**What you have to do:** Copy out each line of the material in which the word "title" appears.

--- begin Extracted material ---

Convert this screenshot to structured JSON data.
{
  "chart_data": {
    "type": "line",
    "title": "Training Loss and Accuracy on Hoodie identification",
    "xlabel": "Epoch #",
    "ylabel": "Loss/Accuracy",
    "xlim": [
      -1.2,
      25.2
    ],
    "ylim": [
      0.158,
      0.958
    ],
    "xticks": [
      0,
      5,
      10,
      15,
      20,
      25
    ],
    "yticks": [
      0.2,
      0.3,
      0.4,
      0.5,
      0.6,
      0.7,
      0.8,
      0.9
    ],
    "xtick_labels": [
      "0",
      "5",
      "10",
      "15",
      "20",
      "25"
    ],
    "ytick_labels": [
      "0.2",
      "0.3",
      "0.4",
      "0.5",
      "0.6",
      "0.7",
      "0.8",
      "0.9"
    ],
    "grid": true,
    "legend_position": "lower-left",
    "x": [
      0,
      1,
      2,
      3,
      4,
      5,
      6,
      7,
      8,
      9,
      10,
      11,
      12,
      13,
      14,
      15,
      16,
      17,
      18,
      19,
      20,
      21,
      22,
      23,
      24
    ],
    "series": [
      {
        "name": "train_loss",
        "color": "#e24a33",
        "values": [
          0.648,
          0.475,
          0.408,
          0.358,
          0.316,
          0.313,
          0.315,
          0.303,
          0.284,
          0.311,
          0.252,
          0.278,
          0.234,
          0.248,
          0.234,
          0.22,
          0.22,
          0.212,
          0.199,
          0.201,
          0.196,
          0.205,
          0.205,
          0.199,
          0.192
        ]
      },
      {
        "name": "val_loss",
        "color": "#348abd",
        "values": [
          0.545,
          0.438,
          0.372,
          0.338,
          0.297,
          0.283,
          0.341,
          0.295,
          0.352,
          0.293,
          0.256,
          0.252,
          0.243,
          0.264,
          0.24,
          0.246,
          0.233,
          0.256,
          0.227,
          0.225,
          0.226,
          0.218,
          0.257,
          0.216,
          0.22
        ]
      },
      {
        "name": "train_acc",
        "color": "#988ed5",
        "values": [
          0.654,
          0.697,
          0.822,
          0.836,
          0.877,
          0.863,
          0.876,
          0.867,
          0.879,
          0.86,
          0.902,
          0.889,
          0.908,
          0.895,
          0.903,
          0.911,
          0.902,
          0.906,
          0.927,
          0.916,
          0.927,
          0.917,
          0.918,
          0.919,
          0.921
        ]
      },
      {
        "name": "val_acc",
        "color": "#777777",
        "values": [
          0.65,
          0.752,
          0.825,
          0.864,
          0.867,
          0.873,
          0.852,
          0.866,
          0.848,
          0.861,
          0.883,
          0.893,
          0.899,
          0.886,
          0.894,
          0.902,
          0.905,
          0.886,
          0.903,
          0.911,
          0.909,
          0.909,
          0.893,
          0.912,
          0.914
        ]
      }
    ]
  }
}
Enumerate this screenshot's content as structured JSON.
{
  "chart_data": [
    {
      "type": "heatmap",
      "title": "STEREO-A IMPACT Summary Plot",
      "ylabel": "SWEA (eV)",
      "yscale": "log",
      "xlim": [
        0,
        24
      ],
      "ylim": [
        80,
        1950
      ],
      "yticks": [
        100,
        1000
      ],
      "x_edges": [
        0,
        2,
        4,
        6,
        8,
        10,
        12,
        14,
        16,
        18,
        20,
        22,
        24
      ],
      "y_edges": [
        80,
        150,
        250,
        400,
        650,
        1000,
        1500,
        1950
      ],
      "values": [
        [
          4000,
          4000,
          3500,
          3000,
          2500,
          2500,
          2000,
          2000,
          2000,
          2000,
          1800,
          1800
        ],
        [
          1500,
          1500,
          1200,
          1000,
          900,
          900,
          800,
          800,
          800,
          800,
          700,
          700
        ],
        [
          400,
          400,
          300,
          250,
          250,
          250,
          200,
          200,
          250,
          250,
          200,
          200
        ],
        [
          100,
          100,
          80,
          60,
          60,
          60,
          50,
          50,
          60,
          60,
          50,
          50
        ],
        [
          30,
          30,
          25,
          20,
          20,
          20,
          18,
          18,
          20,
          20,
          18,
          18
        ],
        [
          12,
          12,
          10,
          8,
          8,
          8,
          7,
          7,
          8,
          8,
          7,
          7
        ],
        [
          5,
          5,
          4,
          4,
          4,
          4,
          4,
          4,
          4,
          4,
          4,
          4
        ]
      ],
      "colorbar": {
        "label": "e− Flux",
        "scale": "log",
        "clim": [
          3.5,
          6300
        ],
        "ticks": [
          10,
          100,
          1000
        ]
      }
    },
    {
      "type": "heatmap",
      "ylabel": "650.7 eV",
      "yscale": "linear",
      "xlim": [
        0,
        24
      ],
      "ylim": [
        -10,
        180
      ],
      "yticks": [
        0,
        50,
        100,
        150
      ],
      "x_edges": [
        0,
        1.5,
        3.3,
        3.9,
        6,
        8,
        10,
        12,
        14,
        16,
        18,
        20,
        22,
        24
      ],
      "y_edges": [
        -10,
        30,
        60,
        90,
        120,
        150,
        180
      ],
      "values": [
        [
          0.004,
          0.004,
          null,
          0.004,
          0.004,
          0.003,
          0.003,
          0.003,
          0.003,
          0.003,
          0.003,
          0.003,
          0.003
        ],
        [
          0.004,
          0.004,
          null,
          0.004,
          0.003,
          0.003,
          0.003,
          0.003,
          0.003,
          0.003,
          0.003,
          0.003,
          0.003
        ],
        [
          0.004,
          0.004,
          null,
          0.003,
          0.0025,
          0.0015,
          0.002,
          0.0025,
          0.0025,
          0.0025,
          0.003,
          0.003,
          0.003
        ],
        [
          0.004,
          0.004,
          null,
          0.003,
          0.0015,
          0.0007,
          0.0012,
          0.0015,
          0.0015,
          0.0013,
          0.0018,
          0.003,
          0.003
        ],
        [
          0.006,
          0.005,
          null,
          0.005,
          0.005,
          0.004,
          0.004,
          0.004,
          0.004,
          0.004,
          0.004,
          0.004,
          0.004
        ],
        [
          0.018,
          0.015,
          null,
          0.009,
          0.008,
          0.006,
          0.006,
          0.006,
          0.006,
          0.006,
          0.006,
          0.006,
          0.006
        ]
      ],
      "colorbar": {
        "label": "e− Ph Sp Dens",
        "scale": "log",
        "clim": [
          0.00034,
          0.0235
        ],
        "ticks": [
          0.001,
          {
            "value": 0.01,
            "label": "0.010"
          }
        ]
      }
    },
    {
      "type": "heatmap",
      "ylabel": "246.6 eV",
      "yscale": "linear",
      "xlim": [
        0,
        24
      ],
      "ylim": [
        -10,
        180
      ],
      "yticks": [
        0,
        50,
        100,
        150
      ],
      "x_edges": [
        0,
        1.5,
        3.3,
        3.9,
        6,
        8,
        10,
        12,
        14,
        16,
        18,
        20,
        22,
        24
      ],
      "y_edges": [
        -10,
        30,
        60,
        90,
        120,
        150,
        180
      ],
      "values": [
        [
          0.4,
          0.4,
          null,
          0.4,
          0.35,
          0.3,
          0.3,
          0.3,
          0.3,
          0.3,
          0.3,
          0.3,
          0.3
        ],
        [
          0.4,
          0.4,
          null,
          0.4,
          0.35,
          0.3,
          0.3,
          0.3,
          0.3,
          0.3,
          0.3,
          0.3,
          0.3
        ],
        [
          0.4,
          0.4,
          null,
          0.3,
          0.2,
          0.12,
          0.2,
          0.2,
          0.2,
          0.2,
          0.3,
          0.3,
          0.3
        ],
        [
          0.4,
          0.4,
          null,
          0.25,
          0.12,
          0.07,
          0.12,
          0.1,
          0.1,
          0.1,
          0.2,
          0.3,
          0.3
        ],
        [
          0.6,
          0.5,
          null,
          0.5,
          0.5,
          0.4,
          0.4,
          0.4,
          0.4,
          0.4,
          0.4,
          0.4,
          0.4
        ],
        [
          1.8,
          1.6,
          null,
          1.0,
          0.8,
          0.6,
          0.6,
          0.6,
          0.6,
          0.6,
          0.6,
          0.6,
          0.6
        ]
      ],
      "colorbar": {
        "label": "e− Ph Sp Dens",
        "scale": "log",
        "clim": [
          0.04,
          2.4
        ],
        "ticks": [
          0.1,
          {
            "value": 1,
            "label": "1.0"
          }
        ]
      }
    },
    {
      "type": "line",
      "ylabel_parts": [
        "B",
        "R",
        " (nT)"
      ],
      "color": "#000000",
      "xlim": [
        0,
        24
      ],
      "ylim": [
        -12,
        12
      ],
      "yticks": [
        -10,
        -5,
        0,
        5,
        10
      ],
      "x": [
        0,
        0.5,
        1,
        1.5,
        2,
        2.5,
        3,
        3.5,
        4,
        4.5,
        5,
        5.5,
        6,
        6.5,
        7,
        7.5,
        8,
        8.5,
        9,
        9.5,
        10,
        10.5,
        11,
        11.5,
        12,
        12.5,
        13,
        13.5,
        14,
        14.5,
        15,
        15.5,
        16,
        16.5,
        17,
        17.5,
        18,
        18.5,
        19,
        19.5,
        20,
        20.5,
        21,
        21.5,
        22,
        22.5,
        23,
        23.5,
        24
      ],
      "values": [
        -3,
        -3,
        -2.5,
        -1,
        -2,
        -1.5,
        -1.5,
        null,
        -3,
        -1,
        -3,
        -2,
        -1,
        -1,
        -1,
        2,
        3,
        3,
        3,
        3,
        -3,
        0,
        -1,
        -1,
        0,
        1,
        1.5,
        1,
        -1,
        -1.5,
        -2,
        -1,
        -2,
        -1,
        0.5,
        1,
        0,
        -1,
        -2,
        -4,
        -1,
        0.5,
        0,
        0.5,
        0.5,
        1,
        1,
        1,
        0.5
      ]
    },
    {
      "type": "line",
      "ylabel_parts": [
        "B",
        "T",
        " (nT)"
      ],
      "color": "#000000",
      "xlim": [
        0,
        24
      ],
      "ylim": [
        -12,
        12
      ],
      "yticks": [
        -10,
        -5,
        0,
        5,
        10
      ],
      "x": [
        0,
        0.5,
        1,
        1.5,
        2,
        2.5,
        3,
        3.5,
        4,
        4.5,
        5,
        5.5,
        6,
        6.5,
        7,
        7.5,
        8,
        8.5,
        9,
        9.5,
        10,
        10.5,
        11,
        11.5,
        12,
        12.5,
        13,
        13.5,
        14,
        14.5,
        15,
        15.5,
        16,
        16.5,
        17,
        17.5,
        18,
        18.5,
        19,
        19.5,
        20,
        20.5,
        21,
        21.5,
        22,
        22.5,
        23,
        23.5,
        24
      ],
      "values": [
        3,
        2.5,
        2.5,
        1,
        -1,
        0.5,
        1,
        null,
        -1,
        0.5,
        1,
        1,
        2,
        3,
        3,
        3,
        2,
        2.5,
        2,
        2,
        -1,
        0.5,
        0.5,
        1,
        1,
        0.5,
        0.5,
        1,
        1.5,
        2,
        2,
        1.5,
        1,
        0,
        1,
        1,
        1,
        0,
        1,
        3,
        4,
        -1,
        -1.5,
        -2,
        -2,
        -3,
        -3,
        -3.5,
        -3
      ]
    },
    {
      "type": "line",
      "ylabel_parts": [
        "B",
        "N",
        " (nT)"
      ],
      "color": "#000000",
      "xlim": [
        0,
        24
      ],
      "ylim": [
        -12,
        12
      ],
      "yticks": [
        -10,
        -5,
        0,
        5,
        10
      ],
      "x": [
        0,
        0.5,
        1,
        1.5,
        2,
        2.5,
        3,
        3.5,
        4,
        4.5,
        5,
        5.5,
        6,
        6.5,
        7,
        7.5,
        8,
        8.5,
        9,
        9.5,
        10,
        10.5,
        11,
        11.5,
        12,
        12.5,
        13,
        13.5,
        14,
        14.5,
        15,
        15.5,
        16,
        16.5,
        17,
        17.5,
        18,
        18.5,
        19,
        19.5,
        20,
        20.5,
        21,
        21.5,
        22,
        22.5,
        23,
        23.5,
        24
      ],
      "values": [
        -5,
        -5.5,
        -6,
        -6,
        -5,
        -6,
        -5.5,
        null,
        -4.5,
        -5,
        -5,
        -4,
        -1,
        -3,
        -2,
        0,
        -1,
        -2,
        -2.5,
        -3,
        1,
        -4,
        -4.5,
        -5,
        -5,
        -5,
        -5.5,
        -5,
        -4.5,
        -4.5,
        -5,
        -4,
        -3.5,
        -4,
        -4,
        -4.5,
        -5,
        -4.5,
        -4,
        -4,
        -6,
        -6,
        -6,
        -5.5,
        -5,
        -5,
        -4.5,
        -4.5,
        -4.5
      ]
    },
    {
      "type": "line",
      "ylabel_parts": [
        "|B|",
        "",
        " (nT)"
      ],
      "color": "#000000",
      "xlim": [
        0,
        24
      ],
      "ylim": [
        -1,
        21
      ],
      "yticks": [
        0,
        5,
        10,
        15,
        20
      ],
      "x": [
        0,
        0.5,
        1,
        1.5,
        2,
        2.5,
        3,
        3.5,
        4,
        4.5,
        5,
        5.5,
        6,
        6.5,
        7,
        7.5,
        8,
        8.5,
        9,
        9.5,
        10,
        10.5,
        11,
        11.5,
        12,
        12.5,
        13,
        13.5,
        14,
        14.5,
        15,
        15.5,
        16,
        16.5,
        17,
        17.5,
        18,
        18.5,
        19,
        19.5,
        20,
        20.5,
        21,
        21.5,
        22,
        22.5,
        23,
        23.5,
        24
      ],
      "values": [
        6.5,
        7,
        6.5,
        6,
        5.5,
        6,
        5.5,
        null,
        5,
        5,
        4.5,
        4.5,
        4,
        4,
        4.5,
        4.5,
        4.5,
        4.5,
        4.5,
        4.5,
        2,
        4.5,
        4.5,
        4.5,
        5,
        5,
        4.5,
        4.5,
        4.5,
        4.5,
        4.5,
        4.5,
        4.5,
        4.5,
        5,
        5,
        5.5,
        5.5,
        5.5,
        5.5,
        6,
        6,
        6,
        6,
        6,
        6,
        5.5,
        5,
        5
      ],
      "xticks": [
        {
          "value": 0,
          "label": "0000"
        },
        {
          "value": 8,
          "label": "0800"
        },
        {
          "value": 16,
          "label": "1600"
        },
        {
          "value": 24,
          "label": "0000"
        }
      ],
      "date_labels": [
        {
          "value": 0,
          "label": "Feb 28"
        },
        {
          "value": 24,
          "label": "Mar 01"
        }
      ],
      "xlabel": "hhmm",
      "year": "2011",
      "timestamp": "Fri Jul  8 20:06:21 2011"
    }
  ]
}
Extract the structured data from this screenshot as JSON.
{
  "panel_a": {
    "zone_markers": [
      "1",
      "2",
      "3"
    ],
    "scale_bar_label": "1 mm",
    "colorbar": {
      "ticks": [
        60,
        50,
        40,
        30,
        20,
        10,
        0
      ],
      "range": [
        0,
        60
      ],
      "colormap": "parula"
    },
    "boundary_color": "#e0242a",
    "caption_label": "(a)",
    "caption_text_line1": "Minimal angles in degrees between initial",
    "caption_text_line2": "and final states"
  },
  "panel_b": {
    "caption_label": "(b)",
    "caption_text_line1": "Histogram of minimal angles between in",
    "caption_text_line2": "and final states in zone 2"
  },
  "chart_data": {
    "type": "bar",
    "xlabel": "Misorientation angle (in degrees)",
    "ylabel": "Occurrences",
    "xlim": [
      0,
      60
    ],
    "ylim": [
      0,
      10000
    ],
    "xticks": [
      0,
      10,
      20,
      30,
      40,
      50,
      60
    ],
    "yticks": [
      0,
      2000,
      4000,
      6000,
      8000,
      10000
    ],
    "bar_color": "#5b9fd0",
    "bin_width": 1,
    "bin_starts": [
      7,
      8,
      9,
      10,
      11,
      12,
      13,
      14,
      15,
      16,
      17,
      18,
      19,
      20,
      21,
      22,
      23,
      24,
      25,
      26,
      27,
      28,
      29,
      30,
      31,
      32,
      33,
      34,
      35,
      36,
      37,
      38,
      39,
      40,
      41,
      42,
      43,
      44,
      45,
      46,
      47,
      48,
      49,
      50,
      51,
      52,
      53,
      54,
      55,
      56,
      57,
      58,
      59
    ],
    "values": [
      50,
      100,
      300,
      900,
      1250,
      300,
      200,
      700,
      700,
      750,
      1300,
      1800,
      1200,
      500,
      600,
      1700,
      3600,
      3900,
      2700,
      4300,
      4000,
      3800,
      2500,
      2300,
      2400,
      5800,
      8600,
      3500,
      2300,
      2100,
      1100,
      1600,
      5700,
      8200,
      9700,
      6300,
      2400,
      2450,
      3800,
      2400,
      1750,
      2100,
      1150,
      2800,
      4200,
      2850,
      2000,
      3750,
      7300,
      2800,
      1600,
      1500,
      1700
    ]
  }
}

--- end Extracted material ---

**Answer to this task:**
    "title": "Training Loss and Accuracy on Hoodie identification",
      "title": "STEREO-A IMPACT Summary Plot",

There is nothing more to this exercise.